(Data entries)
────────────────────

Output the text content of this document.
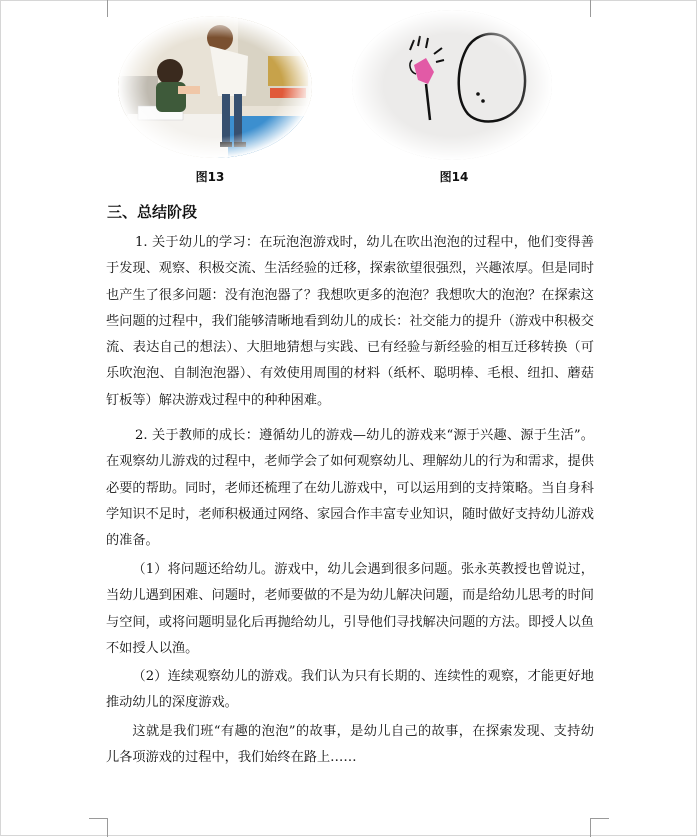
图13	图14
三、总结阶段

1. 关于幼儿的学习：在玩泡泡游戏时，幼儿在吹出泡泡的过程中，他们变得善于发现、观察、积极交流、生活经验的迁移，探索欲望很强烈，兴趣浓厚。但是同时也产生了很多问题：没有泡泡器了？我想吹更多的泡泡？我想吹大的泡泡？在探索这些问题的过程中，我们能够清晰地看到幼儿的成长：社交能力的提升（游戏中积极交流、表达自己的想法）、大胆地猜想与实践、已有经验与新经验的相互迁移转换（可乐吹泡泡、自制泡泡器）、有效使用周围的材料（纸杯、聪明棒、毛根、纽扣、蘑菇钉板等）解决游戏过程中的种种困难。

2. 关于教师的成长：遵循幼儿的游戏—幼儿的游戏来“源于兴趣、源于生活”。在观察幼儿游戏的过程中，老师学会了如何观察幼儿、理解幼儿的行为和需求，提供必要的帮助。同时，老师还梳理了在幼儿游戏中，可以运用到的支持策略。当自身科学知识不足时，老师积极通过网络、家园合作丰富专业知识，随时做好支持幼儿游戏的准备。

（1）将问题还给幼儿。游戏中，幼儿会遇到很多问题。张永英教授也曾说过，当幼儿遇到困难、问题时，老师要做的不是为幼儿解决问题，而是给幼儿思考的时间与空间，或将问题明显化后再抛给幼儿，引导他们寻找解决问题的方法。即授人以鱼不如授人以渔。

（2）连续观察幼儿的游戏。我们认为只有长期的、连续性的观察，才能更好地推动幼儿的深度游戏。

这就是我们班“有趣的泡泡”的故事，是幼儿自己的故事，在探索发现、支持幼儿各项游戏的过程中，我们始终在路上……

────────────────────

— Required task —
Transcribe the material exactly, keeping every word and none of the pictures.

— Full solution —
Output the text content of this document.
图13	图14
三、总结阶段

1. 关于幼儿的学习：在玩泡泡游戏时，幼儿在吹出泡泡的过程中，他们变得善于发现、观察、积极交流、生活经验的迁移，探索欲望很强烈，兴趣浓厚。但是同时也产生了很多问题：没有泡泡器了？我想吹更多的泡泡？我想吹大的泡泡？在探索这些问题的过程中，我们能够清晰地看到幼儿的成长：社交能力的提升（游戏中积极交流、表达自己的想法）、大胆地猜想与实践、已有经验与新经验的相互迁移转换（可乐吹泡泡、自制泡泡器）、有效使用周围的材料（纸杯、聪明棒、毛根、纽扣、蘑菇钉板等）解决游戏过程中的种种困难。

2. 关于教师的成长：遵循幼儿的游戏—幼儿的游戏来“源于兴趣、源于生活”。在观察幼儿游戏的过程中，老师学会了如何观察幼儿、理解幼儿的行为和需求，提供必要的帮助。同时，老师还梳理了在幼儿游戏中，可以运用到的支持策略。当自身科学知识不足时，老师积极通过网络、家园合作丰富专业知识，随时做好支持幼儿游戏的准备。

（1）将问题还给幼儿。游戏中，幼儿会遇到很多问题。张永英教授也曾说过，当幼儿遇到困难、问题时，老师要做的不是为幼儿解决问题，而是给幼儿思考的时间与空间，或将问题明显化后再抛给幼儿，引导他们寻找解决问题的方法。即授人以鱼不如授人以渔。

（2）连续观察幼儿的游戏。我们认为只有长期的、连续性的观察，才能更好地推动幼儿的深度游戏。

这就是我们班“有趣的泡泡”的故事，是幼儿自己的故事，在探索发现、支持幼儿各项游戏的过程中，我们始终在路上……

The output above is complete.